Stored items
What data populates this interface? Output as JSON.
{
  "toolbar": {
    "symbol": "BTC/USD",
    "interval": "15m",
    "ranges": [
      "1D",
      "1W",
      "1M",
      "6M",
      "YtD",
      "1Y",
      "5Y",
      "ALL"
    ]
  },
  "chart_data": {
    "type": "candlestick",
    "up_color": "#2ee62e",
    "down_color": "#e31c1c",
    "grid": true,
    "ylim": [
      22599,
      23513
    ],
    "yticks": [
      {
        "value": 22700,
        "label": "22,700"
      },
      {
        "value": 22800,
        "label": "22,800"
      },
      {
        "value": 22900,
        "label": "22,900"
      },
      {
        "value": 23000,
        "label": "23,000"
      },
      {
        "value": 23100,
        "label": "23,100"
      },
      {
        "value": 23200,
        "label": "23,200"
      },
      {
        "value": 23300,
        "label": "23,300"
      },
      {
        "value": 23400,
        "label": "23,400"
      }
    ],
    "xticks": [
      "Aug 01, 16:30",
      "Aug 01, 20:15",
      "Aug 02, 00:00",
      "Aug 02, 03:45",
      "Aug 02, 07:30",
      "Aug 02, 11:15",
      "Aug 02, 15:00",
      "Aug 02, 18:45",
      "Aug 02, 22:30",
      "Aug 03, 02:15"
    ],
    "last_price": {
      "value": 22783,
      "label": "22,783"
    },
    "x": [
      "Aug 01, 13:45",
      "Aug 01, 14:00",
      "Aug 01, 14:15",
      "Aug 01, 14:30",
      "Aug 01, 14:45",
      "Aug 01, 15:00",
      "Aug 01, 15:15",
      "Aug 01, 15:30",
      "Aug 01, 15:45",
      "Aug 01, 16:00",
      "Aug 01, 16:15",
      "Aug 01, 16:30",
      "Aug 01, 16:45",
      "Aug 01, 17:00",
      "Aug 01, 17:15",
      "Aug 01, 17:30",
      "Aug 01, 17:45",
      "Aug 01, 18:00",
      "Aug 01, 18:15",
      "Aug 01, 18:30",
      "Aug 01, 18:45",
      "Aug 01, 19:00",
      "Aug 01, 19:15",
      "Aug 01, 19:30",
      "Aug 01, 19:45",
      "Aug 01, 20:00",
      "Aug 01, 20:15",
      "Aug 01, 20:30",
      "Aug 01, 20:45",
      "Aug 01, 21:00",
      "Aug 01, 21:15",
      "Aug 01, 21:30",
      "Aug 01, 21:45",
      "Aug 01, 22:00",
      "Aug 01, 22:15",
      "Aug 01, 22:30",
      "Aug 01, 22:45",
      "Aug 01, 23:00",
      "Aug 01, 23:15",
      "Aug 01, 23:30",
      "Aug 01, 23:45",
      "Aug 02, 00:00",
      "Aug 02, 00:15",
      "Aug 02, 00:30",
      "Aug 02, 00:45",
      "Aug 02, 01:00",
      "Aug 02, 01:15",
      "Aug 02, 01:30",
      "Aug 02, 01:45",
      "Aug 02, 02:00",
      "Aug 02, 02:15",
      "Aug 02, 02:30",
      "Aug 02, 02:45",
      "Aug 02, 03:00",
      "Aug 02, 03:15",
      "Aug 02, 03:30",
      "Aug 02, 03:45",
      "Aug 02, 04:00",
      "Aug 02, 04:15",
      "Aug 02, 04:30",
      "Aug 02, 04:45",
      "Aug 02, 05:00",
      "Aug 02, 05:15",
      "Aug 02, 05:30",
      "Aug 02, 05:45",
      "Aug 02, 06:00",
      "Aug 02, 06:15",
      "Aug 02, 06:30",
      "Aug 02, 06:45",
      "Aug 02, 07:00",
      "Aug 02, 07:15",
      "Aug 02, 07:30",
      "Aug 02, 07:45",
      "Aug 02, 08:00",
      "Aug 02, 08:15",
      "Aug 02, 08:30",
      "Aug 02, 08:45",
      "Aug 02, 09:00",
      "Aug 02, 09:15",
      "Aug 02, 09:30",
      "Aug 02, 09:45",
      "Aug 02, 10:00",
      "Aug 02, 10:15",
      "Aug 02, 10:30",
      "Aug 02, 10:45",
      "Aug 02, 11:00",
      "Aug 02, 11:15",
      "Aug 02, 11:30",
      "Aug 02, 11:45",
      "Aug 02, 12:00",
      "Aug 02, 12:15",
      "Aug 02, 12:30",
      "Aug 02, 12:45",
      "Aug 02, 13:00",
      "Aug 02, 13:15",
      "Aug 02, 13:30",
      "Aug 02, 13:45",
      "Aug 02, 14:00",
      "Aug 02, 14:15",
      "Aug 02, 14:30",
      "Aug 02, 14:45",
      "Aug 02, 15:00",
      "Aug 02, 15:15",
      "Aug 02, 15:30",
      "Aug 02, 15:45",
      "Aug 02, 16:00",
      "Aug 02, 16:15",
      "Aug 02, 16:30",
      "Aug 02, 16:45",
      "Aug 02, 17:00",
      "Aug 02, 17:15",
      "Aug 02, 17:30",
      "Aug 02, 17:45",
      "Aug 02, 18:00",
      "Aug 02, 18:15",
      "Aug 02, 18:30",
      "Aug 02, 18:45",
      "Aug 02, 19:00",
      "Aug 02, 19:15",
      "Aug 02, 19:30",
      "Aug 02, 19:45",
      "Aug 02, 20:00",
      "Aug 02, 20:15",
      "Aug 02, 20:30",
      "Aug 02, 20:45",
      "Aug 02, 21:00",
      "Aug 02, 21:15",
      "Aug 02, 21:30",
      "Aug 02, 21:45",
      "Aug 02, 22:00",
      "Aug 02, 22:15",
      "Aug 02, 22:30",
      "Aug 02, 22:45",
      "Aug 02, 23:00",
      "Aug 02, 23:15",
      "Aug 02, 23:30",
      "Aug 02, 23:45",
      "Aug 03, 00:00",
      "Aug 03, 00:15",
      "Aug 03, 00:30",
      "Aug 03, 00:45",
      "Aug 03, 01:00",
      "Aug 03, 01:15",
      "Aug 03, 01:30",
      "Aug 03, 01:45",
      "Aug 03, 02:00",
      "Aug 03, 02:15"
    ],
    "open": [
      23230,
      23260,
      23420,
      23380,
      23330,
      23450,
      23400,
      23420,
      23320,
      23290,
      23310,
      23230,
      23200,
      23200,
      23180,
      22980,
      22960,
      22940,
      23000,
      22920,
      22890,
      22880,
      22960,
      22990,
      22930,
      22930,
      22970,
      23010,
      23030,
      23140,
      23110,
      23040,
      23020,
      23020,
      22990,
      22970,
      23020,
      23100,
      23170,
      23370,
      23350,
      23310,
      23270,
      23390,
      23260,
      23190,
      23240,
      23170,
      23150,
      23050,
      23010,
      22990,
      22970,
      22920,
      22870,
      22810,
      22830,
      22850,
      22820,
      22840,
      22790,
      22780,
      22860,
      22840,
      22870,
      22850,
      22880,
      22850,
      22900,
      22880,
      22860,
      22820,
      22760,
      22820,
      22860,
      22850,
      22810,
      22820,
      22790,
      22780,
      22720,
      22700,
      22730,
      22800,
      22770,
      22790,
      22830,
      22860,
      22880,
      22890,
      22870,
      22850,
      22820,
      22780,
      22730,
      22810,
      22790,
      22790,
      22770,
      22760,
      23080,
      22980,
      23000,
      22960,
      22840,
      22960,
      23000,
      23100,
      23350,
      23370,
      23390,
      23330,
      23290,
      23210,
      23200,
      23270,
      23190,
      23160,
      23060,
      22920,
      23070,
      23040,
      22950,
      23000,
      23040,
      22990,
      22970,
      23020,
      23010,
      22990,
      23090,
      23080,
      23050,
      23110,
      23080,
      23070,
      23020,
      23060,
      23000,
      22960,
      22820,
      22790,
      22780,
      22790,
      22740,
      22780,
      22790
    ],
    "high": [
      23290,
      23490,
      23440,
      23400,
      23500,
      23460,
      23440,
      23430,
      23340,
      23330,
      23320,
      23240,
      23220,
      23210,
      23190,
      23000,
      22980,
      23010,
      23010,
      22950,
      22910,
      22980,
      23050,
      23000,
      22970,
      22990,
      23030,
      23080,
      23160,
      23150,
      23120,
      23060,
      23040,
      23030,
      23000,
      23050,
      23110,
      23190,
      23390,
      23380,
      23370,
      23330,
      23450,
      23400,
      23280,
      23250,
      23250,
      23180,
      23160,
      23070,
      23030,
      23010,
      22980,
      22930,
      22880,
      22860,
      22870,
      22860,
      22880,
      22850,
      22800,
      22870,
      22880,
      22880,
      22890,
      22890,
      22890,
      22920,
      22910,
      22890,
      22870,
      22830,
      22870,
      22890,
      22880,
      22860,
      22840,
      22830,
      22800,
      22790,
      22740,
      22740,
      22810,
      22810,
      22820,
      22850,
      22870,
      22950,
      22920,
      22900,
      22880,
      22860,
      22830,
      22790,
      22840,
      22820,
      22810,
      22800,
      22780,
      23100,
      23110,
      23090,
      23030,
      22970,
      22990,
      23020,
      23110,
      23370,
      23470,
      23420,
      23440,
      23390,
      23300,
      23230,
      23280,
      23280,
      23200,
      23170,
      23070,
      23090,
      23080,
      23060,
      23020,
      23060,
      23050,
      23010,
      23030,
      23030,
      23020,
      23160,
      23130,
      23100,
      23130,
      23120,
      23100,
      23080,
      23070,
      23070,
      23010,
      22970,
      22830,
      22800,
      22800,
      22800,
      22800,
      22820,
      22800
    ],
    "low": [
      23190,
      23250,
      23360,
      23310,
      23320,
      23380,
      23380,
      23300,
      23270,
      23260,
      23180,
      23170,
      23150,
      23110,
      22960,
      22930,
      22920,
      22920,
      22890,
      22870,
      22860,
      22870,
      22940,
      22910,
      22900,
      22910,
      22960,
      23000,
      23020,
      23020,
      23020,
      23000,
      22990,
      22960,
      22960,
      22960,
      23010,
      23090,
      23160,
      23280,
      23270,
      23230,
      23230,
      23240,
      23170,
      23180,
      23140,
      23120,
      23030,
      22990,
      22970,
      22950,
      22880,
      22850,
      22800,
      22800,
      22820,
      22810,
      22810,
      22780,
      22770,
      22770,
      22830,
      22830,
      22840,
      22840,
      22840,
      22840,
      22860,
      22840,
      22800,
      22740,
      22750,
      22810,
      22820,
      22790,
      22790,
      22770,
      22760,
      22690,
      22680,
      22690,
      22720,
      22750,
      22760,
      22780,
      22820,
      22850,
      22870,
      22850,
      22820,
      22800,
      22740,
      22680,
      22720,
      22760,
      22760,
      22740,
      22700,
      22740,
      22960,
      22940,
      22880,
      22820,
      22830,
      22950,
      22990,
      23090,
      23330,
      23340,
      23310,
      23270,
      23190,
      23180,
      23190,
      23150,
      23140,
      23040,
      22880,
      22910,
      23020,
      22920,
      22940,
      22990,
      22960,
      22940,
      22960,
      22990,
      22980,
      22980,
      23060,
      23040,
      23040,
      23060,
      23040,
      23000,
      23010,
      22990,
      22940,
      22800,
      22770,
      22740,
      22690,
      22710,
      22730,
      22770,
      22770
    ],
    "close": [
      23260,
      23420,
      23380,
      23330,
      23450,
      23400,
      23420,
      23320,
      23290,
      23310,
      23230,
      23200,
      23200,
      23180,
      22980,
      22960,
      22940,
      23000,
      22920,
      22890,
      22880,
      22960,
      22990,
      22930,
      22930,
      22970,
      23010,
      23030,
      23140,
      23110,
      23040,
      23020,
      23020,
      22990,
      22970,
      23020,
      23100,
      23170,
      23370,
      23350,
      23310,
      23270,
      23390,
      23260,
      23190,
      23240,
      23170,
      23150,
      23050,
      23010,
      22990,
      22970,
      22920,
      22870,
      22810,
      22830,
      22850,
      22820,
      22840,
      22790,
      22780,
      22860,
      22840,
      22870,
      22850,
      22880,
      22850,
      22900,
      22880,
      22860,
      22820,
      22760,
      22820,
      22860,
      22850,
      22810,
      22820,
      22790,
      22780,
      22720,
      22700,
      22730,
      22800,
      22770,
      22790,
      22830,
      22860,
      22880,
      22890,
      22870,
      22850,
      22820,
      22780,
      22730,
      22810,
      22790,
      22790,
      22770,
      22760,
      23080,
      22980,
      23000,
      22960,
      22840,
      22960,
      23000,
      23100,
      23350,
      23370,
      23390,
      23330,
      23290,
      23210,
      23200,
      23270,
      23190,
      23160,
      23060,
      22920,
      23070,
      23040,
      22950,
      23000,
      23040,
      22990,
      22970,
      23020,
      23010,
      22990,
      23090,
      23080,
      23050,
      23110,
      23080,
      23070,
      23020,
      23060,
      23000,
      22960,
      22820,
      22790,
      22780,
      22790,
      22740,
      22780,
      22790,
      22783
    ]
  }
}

> **YOUR OBJECTIVE**
Track down every line holding the string "value" and copy it.

> **RESPONSE**
        "value": 22700,
        "value": 22800,
        "value": 22900,
        "value": 23000,
        "value": 23100,
        "value": 23200,
        "value": 23300,
        "value": 23400,
      "value": 22783,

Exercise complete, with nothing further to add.